Prompt A
Please answer these questions from the Hebrew font post, one per line:
(i) Which program does the writer use for wordprocessing most of the time?
(ii) Which versions of Firefox and OS X render the SBL Hebrew vowel pointing oddly?
(iii) On which forum did the writer receive an answer about the problem?
Prompt B
Name every program that the Hebrew font post says will need workarounds for Hebrew.
Prompt C
Carry the Hebrew font post on from its last sentence.

Passage
I am pretty good at getting my Hebrew fonts to play nice on my computer. I use Mellel for wordprocessing most of the time. Scrivener does a decent job handling the mix of R->L and L->R text that I create. I’ve come to accept (after a great deal of weeping and gnashing followed by much counseling) that unless I am willing to shell out hundreds and hundreds of dollars for the Middle East version of Adobe’s Creative Suite, I will have to use workarounds for Hebrew in Photoshop, Illustrator and InDesign. Now, if someone wanted to send me a version of ME CS4 to review…
What I’m perplexed by is the sometimes funky way that Firefox (3.5.5) and OS X (10.6.1) render the SBL Hebrew font vowel pointing. I’ve got the font loaded on my computer. I’ve got my various preferences set correctly (at least I am pretty sure I do). Nevertheless, things like John Hobbins’ blog often do not look the way they should. Here’s a link to a recent post, and here’s what I’m seeing (this is a screen capture):
Last year, when I was first trying to track down the problem, I received this answer to my post on the Fontlab forum (remember, this was posted 5/2008, hence the references to Firefox 3 as beta):
This is a limitation of Firefox 2. The font rendering technology cannot deal with the font, and so it ignores the font (Microsoft Office does the same thing). Firefox 2 will almost assuredly never support fonts like SBL Hebrew. Firefox 3, of which there is a publicly available beta, does support the font, and it will display the page you linked in SBL Hebrew.

Source data
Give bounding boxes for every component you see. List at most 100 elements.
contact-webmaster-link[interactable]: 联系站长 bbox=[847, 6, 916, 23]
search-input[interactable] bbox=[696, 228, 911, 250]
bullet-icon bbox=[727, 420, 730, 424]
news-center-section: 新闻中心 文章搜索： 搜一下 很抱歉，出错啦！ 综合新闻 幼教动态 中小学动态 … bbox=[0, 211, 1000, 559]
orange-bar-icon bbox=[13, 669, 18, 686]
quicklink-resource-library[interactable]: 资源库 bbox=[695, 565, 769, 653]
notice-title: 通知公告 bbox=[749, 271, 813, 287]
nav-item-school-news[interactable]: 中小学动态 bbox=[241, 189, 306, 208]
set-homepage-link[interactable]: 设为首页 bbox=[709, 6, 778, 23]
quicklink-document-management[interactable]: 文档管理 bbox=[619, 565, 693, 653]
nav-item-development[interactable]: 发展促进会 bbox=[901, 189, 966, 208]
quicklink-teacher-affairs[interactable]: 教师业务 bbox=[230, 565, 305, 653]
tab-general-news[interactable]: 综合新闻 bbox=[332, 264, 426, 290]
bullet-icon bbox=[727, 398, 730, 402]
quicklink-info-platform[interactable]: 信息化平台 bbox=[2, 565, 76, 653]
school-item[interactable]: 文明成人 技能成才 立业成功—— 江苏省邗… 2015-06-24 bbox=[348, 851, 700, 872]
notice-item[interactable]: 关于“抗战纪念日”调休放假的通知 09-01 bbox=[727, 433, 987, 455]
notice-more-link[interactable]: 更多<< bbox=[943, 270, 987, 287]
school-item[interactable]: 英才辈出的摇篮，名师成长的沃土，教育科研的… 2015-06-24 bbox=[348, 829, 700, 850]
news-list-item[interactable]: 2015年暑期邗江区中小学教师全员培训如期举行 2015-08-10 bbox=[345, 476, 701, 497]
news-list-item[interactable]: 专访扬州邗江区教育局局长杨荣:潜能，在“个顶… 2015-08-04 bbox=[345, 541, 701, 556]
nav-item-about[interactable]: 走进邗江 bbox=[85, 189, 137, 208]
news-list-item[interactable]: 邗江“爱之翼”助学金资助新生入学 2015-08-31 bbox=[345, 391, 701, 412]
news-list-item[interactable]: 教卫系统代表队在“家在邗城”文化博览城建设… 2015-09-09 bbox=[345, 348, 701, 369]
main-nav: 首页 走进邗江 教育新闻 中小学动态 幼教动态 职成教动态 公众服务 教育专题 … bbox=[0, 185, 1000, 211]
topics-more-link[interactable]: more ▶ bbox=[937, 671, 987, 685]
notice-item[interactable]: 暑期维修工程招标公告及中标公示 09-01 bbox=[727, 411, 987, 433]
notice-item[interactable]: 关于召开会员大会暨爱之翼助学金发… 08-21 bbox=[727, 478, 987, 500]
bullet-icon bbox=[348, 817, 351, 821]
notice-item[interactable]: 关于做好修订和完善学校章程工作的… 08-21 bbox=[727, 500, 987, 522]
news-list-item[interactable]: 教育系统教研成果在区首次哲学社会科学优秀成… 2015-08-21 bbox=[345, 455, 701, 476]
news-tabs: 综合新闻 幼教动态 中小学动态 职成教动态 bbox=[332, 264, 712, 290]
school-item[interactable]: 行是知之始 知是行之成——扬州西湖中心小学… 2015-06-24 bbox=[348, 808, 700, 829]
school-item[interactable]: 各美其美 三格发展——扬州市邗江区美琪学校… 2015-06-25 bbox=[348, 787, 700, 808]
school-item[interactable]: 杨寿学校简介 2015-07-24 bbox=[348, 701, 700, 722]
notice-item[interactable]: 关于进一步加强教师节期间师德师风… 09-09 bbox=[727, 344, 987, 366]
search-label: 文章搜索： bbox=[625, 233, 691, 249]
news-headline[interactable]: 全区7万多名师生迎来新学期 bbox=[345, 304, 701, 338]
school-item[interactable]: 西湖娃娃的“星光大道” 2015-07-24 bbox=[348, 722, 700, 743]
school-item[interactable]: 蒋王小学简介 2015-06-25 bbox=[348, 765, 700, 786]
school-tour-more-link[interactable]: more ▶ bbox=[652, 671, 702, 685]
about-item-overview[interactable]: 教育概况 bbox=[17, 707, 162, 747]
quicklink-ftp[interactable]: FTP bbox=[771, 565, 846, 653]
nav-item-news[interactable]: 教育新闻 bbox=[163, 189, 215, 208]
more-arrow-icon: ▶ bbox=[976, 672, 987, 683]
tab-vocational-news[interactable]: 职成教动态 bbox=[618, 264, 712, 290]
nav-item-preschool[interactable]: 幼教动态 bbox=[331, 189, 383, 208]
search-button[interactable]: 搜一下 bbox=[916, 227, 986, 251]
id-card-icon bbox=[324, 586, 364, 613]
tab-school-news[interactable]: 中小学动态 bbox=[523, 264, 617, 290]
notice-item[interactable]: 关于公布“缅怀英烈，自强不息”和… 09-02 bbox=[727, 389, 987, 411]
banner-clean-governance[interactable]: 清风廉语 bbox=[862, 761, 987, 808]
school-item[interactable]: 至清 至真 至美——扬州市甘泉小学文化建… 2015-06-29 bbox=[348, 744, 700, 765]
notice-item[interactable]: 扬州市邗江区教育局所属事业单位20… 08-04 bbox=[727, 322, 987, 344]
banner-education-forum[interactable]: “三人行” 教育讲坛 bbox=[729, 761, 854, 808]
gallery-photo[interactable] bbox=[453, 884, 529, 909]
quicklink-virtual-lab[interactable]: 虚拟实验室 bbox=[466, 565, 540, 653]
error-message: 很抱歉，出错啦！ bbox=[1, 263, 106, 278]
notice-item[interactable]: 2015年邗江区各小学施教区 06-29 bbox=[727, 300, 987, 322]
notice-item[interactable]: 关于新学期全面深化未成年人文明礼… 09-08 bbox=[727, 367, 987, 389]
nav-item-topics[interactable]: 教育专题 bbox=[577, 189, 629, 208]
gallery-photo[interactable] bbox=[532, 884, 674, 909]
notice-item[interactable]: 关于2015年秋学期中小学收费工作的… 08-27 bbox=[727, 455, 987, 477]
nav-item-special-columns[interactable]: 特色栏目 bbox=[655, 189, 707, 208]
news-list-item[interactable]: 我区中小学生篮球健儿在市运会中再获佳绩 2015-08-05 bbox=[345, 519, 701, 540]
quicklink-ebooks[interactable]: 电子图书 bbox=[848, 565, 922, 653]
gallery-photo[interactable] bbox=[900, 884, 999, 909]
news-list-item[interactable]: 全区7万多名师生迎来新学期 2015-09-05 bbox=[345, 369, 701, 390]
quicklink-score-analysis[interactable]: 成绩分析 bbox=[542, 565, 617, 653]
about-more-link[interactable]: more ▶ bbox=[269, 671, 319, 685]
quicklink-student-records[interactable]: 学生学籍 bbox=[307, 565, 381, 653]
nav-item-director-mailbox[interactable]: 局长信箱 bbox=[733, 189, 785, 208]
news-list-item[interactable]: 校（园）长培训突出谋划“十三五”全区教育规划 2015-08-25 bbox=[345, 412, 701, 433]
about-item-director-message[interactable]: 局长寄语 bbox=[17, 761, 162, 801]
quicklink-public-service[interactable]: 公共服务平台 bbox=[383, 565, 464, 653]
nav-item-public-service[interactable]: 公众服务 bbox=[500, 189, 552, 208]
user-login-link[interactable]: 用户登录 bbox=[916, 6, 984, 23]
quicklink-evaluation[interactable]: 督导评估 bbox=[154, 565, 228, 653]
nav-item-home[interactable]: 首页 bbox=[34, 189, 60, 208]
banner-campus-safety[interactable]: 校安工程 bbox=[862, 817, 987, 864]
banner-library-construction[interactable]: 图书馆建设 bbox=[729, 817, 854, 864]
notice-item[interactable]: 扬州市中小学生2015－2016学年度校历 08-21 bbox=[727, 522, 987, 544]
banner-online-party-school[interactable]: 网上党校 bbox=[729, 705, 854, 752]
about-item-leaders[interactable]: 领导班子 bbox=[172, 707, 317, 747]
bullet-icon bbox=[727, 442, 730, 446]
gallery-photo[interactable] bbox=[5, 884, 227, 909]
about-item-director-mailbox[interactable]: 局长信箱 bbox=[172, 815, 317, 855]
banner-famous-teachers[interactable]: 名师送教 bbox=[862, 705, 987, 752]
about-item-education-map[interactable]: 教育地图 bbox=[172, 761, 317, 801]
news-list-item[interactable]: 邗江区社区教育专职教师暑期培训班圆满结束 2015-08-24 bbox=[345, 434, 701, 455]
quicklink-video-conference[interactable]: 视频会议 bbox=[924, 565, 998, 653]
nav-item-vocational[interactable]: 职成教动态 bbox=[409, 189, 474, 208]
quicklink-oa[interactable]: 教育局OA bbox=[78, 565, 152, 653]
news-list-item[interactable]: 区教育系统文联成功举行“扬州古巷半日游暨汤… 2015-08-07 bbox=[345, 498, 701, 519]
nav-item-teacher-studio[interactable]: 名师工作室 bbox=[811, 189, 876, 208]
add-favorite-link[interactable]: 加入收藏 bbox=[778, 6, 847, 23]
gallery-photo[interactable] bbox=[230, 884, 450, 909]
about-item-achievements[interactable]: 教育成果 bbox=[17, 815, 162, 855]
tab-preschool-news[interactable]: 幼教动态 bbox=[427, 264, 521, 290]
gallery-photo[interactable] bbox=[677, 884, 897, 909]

Task response A
(i) Mellel
(ii) Firefox 3.5.5 and OS X 10.6.1
(iii) The Fontlab forum

Task response B
Photoshop, Illustrator, InDesign

Task response C
Like Safari, however, even Firefox 3 does not position the vowels and diacritics correctly. This has to do with the technologies that OS X uses to render text. The older technology, ATSUI, does not provide support for complex layouts of OpenType fonts like SBL Hebrew, so one is left with the garbled mess that you now see. There is however, a newer technology called Core Text that does the layouts correctly. You can see the advantages of this API, which does support OpenType layout tables, in TextEdit. If you paste (or type) Hebrew text with SBL Hebrew in it, the layout is generally correct. The major drawback of Core Text is that it is very new and only available in Leopard. As such, it will be quite some time before it is widely implemented. There is some discussion about implementing it in Firefox here , but I would guess it will be a while.
The frustrating thing is that Safari WILL display the font and pointing correctly, so it CAN be done! Even on my iPhone (which, to date, cannot handle SBL Hebrew), I can view John Hobbins’ post with vowel pointing correctly lining up.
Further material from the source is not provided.